▸ Stated task
Check each line of the listing, and copy it if it contains the word "this".
## Start
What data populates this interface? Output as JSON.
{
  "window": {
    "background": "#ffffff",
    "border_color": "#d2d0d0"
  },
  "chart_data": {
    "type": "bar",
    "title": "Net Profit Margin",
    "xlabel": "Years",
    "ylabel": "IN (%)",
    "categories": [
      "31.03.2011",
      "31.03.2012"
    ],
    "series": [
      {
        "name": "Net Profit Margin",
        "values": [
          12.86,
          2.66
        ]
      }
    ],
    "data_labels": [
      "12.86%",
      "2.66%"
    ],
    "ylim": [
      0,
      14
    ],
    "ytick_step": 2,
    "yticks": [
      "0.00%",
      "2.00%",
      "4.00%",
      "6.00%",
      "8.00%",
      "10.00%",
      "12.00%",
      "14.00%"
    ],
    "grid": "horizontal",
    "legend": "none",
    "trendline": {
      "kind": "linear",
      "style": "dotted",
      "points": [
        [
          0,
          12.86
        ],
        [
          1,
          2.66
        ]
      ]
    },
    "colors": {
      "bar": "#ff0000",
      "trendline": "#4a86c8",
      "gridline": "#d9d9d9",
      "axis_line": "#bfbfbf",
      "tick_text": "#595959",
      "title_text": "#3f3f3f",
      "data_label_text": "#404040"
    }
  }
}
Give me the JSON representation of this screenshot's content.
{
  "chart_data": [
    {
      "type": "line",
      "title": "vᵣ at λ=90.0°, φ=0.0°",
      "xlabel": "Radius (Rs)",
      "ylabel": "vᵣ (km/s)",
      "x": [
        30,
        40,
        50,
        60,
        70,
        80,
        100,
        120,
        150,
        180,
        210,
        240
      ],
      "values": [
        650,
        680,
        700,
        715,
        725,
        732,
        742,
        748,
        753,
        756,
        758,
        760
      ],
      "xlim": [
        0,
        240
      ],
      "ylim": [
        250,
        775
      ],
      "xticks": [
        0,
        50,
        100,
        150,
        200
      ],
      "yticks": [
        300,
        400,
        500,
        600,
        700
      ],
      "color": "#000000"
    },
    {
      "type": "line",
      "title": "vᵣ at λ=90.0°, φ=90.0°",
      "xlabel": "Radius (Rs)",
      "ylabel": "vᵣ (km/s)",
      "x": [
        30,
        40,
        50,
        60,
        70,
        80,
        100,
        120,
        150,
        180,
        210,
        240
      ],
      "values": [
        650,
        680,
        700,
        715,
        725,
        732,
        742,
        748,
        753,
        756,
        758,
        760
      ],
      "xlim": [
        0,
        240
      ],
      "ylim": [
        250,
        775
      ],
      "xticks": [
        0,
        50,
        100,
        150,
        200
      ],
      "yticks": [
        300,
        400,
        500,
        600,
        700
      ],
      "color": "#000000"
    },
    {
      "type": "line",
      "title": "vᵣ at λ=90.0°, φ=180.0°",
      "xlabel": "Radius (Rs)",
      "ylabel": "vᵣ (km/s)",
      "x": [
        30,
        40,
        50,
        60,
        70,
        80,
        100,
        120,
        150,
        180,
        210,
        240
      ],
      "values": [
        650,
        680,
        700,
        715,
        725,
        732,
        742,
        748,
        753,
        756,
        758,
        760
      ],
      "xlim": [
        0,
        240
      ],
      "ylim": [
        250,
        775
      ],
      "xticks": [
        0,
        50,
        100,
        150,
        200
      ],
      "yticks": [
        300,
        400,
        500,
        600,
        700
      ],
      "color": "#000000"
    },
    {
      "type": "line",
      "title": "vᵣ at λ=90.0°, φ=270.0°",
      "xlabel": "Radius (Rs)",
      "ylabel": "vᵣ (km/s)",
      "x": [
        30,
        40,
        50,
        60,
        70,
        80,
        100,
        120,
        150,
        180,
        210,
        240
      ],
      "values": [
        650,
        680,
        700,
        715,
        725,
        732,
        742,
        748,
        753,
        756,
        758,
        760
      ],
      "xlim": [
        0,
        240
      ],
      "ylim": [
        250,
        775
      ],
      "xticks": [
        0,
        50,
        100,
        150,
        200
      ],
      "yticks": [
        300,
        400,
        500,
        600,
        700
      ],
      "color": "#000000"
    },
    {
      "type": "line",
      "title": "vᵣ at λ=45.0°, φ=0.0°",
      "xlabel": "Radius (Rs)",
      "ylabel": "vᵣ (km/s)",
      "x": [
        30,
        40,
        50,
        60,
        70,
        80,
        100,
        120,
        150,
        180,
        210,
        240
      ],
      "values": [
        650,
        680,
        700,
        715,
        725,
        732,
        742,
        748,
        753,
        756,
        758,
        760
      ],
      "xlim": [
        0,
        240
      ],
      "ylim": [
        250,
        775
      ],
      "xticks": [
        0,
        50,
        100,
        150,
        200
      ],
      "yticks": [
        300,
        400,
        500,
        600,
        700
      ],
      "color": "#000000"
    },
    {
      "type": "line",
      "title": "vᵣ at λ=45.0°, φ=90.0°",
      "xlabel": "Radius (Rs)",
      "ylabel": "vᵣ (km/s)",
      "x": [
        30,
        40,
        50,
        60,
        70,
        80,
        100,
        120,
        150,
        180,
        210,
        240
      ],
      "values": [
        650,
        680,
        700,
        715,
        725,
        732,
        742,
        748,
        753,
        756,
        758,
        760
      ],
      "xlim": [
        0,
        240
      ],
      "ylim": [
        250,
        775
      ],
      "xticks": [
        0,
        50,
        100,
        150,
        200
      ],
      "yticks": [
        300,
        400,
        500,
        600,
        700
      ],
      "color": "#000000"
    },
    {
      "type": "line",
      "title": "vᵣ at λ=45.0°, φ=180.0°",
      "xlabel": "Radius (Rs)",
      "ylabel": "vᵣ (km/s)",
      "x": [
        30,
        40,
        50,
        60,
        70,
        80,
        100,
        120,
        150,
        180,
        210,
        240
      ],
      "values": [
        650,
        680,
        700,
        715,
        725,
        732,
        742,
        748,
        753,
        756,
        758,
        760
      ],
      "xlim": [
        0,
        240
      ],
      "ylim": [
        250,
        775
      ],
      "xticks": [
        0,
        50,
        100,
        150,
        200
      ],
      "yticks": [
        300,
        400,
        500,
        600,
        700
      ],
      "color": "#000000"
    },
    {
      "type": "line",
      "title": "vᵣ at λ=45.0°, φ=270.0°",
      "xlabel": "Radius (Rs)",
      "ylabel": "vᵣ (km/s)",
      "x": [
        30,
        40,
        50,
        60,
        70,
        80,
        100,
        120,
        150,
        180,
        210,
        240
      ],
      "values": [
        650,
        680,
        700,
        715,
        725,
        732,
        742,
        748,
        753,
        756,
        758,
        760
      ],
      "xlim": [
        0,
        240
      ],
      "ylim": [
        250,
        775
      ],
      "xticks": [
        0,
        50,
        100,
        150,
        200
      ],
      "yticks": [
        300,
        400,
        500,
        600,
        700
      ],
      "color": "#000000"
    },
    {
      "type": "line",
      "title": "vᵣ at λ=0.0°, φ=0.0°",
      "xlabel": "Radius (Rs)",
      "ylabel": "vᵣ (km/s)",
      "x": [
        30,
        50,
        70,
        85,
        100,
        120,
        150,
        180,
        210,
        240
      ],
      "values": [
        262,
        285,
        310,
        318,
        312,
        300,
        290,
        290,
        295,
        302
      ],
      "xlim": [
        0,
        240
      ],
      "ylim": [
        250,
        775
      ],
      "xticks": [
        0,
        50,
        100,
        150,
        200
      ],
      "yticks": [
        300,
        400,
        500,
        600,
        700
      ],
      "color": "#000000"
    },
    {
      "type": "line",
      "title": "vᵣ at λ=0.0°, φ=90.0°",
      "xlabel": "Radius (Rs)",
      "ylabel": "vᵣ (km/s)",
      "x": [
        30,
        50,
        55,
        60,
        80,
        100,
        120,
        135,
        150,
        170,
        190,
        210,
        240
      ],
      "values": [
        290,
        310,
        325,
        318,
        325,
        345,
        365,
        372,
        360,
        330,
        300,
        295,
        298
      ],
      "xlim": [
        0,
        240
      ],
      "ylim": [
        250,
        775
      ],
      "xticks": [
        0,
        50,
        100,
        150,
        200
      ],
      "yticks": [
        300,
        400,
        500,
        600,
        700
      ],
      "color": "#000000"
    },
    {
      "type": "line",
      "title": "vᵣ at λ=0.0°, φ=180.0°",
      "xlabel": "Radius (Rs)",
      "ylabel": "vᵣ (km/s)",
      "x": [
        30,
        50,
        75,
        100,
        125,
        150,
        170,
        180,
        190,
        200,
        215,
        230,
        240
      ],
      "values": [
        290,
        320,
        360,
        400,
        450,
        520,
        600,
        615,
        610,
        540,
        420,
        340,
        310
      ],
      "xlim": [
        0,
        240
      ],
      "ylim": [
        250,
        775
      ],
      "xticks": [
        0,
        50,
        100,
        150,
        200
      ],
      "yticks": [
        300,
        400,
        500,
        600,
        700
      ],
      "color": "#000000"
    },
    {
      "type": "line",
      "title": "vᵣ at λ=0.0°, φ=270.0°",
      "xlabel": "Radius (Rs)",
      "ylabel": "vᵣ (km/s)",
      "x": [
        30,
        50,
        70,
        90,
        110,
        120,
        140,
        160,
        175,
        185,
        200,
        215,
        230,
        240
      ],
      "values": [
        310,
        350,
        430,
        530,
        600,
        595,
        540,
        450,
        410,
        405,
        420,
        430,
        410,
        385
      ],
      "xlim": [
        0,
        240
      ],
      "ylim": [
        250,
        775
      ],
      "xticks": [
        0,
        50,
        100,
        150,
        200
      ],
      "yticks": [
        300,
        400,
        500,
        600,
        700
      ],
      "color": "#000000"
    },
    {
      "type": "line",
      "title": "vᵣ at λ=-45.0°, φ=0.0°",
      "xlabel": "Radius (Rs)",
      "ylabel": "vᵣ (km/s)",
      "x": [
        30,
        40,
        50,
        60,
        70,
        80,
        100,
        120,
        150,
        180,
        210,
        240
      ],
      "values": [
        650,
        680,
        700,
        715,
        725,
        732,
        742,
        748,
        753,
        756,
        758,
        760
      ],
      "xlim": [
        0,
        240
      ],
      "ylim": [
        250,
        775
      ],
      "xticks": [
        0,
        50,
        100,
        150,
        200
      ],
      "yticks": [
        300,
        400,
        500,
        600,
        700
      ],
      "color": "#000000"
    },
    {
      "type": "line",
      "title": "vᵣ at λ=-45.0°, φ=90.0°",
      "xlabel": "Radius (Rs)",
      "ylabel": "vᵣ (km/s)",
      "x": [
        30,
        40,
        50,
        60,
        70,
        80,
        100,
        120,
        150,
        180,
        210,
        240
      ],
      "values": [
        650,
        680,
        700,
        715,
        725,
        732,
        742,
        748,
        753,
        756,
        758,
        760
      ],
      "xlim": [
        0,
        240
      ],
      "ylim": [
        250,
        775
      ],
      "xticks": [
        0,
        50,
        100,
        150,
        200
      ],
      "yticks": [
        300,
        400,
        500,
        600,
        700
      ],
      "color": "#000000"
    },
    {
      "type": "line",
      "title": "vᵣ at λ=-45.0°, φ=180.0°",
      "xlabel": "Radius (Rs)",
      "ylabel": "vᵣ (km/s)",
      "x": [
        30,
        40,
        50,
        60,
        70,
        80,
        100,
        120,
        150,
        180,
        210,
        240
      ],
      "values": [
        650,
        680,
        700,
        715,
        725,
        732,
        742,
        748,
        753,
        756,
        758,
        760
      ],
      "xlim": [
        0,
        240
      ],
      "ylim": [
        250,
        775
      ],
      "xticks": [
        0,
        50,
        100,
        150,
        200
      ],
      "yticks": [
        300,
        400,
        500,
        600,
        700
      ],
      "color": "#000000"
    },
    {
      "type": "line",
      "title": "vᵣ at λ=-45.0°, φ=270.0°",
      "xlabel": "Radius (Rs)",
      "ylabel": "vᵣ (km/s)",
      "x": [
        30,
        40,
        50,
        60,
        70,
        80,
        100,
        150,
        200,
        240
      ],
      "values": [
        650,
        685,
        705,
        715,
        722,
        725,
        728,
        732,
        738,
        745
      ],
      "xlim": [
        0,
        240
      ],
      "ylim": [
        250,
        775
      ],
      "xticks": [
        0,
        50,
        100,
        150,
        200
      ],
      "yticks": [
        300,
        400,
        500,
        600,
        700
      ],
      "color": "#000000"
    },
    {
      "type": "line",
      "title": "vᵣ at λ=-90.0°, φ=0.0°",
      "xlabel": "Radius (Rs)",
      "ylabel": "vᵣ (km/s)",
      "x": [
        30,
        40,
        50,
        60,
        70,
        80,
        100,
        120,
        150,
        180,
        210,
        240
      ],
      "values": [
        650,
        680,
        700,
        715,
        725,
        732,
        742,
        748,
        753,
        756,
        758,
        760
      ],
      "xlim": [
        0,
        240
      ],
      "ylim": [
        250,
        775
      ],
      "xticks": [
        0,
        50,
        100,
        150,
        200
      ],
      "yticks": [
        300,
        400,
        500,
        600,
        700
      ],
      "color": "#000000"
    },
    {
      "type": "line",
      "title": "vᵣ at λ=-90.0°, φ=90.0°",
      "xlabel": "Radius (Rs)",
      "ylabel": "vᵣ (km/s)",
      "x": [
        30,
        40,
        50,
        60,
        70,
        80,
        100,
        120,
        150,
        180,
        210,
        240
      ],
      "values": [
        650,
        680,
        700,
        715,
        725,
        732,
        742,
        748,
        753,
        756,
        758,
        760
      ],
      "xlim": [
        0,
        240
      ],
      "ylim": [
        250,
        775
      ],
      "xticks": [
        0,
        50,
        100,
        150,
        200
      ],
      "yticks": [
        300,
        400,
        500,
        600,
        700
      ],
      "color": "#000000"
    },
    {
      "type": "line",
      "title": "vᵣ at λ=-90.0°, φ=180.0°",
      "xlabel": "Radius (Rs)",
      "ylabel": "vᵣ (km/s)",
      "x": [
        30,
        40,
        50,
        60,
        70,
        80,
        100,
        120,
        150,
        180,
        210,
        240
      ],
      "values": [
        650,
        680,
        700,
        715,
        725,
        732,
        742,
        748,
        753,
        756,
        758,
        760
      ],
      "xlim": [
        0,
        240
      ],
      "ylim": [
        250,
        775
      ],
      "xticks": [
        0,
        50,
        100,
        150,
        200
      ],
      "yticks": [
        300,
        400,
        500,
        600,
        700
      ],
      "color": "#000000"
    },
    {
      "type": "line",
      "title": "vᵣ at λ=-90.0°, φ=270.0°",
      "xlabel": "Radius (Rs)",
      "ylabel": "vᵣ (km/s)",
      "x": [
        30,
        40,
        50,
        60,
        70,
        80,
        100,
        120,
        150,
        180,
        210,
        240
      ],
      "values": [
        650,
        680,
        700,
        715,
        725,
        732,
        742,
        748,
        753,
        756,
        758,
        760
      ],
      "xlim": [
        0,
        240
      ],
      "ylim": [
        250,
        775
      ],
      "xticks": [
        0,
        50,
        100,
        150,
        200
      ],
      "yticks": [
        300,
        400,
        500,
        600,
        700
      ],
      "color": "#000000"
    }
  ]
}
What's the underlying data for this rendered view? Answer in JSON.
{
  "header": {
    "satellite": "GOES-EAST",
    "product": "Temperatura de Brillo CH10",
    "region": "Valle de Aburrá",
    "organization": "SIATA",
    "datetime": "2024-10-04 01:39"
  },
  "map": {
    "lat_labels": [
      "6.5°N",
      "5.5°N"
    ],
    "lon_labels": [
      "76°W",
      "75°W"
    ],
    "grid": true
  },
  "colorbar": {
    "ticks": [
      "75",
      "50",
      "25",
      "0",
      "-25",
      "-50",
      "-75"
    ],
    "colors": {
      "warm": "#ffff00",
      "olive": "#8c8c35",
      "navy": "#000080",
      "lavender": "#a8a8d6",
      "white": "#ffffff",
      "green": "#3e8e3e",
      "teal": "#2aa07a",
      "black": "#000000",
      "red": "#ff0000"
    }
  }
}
## End
▸ Correct response
What data populates this interface? Output as JSON.
Give me the JSON representation of this screenshot's content.
What's the underlying data for this rendered view? Answer in JSON.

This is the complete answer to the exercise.